Records excerpted from a collection:

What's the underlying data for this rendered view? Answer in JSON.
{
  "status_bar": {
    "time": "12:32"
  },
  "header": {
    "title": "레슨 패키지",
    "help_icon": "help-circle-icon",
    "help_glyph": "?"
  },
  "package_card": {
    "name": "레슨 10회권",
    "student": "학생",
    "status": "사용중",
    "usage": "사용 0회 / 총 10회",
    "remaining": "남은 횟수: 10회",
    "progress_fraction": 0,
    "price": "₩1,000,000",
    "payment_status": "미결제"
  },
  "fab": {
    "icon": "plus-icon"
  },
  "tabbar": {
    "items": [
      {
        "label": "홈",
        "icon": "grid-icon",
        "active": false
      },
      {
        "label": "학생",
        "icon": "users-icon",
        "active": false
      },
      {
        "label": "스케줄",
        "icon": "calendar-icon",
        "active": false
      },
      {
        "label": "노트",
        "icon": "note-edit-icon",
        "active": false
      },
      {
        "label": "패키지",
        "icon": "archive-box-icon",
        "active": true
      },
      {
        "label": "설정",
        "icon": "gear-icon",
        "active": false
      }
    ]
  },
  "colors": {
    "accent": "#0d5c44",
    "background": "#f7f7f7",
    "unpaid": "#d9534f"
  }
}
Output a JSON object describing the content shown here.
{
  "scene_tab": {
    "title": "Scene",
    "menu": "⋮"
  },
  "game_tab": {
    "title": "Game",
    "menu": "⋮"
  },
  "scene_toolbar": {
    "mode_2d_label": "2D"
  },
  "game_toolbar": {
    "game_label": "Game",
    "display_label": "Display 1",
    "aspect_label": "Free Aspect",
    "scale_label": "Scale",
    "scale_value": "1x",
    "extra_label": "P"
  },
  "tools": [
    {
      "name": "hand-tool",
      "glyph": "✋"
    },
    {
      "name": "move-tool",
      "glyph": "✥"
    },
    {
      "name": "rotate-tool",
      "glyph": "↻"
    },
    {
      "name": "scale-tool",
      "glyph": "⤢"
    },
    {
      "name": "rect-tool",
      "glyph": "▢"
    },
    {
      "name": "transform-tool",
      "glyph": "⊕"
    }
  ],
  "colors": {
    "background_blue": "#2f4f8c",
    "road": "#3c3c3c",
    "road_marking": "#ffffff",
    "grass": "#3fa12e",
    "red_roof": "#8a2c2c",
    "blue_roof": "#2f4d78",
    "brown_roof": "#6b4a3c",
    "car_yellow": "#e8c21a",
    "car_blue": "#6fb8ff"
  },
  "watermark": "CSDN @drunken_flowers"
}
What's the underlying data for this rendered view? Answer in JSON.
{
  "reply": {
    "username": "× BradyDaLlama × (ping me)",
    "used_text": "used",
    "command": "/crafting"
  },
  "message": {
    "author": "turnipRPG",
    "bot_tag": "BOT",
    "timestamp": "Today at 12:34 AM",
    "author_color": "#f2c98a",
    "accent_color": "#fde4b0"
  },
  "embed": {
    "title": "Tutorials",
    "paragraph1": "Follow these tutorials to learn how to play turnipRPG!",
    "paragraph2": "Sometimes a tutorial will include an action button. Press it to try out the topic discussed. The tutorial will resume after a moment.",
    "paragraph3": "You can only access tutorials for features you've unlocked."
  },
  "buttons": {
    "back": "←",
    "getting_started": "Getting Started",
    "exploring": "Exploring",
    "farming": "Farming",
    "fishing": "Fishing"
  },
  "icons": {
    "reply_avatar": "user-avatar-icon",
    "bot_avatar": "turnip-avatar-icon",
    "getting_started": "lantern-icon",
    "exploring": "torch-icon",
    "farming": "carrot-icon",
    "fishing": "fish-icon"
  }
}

▶ [TO BE DONE]:
From the records above, extract everything verbatim.

▶ [EXERCISE ANSWER]:
What's the underlying data for this rendered view? Answer in JSON.
{
  "status_bar": {
    "time": "12:32"
  },
  "header": {
    "title": "레슨 패키지",
    "help_icon": "help-circle-icon",
    "help_glyph": "?"
  },
  "package_card": {
    "name": "레슨 10회권",
    "student": "학생",
    "status": "사용중",
    "usage": "사용 0회 / 총 10회",
    "remaining": "남은 횟수: 10회",
    "progress_fraction": 0,
    "price": "₩1,000,000",
    "payment_status": "미결제"
  },
  "fab": {
    "icon": "plus-icon"
  },
  "tabbar": {
    "items": [
      {
        "label": "홈",
        "icon": "grid-icon",
        "active": false
      },
      {
        "label": "학생",
        "icon": "users-icon",
        "active": false
      },
      {
        "label": "스케줄",
        "icon": "calendar-icon",
        "active": false
      },
      {
        "label": "노트",
        "icon": "note-edit-icon",
        "active": false
      },
      {
        "label": "패키지",
        "icon": "archive-box-icon",
        "active": true
      },
      {
        "label": "설정",
        "icon": "gear-icon",
        "active": false
      }
    ]
  },
  "colors": {
    "accent": "#0d5c44",
    "background": "#f7f7f7",
    "unpaid": "#d9534f"
  }
}
Output a JSON object describing the content shown here.
{
  "scene_tab": {
    "title": "Scene",
    "menu": "⋮"
  },
  "game_tab": {
    "title": "Game",
    "menu": "⋮"
  },
  "scene_toolbar": {
    "mode_2d_label": "2D"
  },
  "game_toolbar": {
    "game_label": "Game",
    "display_label": "Display 1",
    "aspect_label": "Free Aspect",
    "scale_label": "Scale",
    "scale_value": "1x",
    "extra_label": "P"
  },
  "tools": [
    {
      "name": "hand-tool",
      "glyph": "✋"
    },
    {
      "name": "move-tool",
      "glyph": "✥"
    },
    {
      "name": "rotate-tool",
      "glyph": "↻"
    },
    {
      "name": "scale-tool",
      "glyph": "⤢"
    },
    {
      "name": "rect-tool",
      "glyph": "▢"
    },
    {
      "name": "transform-tool",
      "glyph": "⊕"
    }
  ],
  "colors": {
    "background_blue": "#2f4f8c",
    "road": "#3c3c3c",
    "road_marking": "#ffffff",
    "grass": "#3fa12e",
    "red_roof": "#8a2c2c",
    "blue_roof": "#2f4d78",
    "brown_roof": "#6b4a3c",
    "car_yellow": "#e8c21a",
    "car_blue": "#6fb8ff"
  },
  "watermark": "CSDN @drunken_flowers"
}
What's the underlying data for this rendered view? Answer in JSON.
{
  "reply": {
    "username": "× BradyDaLlama × (ping me)",
    "used_text": "used",
    "command": "/crafting"
  },
  "message": {
    "author": "turnipRPG",
    "bot_tag": "BOT",
    "timestamp": "Today at 12:34 AM",
    "author_color": "#f2c98a",
    "accent_color": "#fde4b0"
  },
  "embed": {
    "title": "Tutorials",
    "paragraph1": "Follow these tutorials to learn how to play turnipRPG!",
    "paragraph2": "Sometimes a tutorial will include an action button. Press it to try out the topic discussed. The tutorial will resume after a moment.",
    "paragraph3": "You can only access tutorials for features you've unlocked."
  },
  "buttons": {
    "back": "←",
    "getting_started": "Getting Started",
    "exploring": "Exploring",
    "farming": "Farming",
    "fishing": "Fishing"
  },
  "icons": {
    "reply_avatar": "user-avatar-icon",
    "bot_avatar": "turnip-avatar-icon",
    "getting_started": "lantern-icon",
    "exploring": "torch-icon",
    "farming": "carrot-icon",
    "fishing": "fish-icon"
  }
}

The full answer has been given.